*** Listed entries

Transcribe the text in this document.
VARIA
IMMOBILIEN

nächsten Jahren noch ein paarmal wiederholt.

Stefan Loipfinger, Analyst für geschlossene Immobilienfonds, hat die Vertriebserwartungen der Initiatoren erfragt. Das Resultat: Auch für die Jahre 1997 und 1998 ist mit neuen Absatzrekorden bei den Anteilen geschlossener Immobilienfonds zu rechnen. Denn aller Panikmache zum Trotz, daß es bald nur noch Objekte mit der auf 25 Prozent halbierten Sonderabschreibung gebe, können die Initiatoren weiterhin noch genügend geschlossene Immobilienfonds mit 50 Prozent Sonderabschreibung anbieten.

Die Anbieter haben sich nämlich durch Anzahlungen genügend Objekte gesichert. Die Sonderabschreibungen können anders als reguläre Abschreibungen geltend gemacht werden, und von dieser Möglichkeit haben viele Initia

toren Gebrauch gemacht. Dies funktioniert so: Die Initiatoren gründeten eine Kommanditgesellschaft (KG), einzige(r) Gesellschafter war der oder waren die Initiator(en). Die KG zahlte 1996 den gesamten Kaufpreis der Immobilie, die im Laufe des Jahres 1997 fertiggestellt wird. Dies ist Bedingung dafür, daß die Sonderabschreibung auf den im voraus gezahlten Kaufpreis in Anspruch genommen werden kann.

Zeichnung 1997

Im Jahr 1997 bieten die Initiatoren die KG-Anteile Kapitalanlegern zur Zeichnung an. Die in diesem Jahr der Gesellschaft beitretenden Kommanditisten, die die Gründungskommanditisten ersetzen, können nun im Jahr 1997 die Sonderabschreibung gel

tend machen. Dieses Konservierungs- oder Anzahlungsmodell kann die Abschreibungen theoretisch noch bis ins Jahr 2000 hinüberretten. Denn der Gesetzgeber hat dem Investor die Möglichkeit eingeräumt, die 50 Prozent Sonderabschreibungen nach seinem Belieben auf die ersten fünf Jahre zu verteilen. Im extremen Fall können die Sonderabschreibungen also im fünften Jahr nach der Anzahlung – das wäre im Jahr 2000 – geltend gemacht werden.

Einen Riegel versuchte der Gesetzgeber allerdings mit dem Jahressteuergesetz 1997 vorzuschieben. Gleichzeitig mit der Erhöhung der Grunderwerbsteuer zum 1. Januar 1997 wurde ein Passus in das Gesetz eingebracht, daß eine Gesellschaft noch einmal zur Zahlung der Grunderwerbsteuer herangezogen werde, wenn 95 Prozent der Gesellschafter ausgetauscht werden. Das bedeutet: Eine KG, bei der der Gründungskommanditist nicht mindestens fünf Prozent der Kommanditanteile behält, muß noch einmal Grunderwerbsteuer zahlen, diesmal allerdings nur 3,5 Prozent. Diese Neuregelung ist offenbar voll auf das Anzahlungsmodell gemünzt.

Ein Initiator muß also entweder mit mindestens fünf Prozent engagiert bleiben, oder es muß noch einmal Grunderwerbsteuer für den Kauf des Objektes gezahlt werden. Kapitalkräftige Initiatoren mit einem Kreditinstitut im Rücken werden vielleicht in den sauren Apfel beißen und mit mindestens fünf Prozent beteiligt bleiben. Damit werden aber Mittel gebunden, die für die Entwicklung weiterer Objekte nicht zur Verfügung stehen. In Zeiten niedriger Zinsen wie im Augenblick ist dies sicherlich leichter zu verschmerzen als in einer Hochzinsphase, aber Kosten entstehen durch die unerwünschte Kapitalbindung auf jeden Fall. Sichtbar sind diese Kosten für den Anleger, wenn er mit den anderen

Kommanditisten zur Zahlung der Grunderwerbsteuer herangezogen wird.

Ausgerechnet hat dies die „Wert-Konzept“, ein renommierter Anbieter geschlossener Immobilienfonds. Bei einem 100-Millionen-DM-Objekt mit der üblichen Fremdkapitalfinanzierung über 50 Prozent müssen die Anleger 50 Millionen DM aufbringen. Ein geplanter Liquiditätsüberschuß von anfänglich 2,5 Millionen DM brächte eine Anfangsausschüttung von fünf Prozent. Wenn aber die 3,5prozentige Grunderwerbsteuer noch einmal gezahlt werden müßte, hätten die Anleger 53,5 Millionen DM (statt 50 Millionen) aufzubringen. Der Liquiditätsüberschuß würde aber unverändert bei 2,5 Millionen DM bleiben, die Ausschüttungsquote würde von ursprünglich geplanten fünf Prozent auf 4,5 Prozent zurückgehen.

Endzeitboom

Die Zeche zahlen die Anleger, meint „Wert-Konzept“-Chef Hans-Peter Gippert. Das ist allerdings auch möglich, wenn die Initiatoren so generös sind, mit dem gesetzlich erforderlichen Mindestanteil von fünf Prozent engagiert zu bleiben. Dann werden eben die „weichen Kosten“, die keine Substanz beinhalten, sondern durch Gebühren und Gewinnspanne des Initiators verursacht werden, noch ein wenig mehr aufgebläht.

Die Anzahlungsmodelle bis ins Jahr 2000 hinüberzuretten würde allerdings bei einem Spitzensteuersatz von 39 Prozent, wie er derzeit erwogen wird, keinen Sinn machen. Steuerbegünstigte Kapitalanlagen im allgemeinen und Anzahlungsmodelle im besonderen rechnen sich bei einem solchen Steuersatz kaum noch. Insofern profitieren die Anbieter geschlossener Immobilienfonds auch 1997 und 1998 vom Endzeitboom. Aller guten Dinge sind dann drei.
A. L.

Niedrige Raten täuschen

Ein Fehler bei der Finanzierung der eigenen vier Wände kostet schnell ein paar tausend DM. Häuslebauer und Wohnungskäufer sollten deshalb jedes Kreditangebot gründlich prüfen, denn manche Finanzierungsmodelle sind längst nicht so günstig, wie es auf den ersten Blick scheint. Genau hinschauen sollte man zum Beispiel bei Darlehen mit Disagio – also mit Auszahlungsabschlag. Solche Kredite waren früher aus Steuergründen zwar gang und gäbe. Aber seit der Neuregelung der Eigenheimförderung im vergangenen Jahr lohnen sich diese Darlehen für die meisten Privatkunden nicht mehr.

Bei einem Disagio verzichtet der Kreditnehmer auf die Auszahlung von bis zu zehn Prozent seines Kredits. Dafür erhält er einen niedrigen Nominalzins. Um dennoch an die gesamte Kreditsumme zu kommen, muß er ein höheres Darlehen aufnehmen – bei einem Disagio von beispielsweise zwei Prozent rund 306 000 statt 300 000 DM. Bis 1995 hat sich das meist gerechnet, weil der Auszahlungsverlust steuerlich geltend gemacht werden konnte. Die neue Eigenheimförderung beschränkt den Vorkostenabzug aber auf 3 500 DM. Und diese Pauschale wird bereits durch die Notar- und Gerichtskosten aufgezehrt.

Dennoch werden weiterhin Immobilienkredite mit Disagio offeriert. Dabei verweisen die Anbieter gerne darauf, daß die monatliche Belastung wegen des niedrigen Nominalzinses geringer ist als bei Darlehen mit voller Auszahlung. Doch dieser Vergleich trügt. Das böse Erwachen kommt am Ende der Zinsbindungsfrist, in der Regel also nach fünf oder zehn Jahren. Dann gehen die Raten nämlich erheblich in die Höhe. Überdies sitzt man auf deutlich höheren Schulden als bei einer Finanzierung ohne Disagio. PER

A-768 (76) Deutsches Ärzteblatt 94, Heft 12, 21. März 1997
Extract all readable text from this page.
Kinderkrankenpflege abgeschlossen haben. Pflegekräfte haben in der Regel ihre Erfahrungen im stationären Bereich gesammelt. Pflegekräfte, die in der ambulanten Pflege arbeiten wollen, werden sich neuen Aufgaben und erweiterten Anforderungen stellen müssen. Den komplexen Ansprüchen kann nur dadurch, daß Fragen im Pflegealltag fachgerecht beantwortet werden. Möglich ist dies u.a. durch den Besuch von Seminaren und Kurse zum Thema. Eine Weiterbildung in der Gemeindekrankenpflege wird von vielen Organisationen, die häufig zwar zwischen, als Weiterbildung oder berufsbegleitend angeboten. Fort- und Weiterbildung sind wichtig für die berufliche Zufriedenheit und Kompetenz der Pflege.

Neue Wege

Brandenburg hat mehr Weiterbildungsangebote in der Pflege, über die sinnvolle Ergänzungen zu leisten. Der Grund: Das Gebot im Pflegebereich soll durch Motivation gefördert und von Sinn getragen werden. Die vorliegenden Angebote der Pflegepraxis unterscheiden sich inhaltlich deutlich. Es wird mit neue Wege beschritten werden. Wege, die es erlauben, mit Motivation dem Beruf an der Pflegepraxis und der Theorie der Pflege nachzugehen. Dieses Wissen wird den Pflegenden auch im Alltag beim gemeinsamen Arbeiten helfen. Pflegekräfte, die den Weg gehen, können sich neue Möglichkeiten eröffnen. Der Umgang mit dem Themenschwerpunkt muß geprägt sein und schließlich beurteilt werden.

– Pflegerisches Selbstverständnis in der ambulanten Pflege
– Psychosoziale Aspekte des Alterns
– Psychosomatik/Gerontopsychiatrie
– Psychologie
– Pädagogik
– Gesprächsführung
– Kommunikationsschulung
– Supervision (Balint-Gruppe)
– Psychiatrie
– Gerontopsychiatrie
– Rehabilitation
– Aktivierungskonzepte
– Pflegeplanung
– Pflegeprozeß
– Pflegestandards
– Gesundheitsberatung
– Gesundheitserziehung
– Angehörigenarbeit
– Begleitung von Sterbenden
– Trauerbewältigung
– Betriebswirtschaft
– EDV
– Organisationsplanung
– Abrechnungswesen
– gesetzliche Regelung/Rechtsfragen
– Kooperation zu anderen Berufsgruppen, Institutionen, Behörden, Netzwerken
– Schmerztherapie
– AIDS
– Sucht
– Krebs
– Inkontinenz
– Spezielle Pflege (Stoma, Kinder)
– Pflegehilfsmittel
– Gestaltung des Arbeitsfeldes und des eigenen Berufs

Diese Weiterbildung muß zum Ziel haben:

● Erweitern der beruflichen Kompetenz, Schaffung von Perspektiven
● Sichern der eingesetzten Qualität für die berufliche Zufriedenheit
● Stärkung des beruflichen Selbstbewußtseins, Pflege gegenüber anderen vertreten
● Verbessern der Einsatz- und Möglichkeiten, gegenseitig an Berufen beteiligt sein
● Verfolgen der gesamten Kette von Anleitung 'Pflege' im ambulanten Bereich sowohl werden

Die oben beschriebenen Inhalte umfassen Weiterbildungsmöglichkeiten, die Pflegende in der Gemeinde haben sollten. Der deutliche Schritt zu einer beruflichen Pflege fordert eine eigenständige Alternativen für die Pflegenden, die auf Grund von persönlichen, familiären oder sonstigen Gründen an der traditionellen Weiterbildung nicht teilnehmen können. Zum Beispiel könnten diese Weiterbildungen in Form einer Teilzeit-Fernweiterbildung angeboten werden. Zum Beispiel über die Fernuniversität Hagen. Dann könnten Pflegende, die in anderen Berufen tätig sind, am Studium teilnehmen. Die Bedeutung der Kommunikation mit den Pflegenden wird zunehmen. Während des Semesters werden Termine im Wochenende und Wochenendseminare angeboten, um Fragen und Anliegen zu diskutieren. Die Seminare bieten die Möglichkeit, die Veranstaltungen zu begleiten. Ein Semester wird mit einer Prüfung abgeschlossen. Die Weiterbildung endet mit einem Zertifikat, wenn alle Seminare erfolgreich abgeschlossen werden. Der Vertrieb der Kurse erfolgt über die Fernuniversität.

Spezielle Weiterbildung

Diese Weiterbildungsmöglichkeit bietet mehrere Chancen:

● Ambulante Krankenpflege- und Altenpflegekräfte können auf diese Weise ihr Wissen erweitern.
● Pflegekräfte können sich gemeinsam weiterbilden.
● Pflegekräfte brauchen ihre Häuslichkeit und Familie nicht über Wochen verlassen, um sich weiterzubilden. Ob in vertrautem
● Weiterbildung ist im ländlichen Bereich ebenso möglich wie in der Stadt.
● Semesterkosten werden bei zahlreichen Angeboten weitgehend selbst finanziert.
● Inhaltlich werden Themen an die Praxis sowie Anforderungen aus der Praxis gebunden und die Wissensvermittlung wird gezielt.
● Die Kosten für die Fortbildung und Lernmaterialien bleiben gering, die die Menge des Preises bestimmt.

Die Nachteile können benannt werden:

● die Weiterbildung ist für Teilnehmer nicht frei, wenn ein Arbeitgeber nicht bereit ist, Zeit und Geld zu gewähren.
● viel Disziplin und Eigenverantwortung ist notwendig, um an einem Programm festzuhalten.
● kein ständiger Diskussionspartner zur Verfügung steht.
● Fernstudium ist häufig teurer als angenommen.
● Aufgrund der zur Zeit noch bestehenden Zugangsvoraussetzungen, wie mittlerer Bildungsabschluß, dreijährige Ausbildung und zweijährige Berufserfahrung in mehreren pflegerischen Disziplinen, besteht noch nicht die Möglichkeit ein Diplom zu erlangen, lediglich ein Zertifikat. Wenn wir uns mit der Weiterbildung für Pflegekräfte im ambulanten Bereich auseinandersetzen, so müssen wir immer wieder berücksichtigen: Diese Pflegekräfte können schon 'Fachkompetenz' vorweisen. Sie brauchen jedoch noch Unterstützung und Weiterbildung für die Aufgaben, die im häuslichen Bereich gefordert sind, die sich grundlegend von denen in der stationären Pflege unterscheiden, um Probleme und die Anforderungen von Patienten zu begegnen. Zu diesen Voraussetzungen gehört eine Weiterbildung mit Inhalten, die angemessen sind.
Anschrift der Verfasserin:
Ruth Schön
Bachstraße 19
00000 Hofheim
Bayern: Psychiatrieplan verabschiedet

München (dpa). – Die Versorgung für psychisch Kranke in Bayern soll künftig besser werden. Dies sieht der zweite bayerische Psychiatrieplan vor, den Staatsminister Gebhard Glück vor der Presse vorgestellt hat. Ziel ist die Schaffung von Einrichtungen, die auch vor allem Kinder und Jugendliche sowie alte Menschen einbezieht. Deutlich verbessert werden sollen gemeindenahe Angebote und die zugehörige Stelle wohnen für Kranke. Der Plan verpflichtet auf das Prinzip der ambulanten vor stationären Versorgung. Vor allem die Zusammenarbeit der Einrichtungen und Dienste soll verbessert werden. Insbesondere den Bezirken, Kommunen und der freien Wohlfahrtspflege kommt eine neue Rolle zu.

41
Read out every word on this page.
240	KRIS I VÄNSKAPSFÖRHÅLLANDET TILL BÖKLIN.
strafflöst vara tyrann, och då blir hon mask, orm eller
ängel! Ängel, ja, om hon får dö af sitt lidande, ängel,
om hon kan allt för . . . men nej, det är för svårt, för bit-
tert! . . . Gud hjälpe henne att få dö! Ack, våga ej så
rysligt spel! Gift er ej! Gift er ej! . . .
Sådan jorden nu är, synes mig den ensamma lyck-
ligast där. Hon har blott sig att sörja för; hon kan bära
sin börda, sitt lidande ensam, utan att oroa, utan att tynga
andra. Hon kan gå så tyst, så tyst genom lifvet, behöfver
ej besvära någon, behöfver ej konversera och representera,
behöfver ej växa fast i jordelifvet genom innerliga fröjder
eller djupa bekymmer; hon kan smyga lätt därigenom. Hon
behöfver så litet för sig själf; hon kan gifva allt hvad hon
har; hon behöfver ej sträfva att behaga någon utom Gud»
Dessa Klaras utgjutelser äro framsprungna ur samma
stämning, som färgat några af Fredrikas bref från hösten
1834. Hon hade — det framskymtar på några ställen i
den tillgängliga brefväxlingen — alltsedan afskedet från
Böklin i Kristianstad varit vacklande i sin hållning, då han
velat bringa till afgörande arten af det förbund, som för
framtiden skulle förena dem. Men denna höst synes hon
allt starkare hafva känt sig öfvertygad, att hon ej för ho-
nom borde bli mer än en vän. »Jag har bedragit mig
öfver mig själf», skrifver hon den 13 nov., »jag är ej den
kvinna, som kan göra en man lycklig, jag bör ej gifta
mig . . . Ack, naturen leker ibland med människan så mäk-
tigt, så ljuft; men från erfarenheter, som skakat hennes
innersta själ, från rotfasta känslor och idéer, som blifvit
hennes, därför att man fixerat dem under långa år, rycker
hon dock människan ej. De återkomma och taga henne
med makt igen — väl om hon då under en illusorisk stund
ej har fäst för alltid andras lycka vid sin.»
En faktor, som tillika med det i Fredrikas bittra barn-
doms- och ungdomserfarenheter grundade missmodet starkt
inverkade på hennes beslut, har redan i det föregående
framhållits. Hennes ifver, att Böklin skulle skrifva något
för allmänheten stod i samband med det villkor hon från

******

About this exercise » A single figure is the whole answer here: the number of lines in the records above that include "Zufriedenheit".

Output below » 2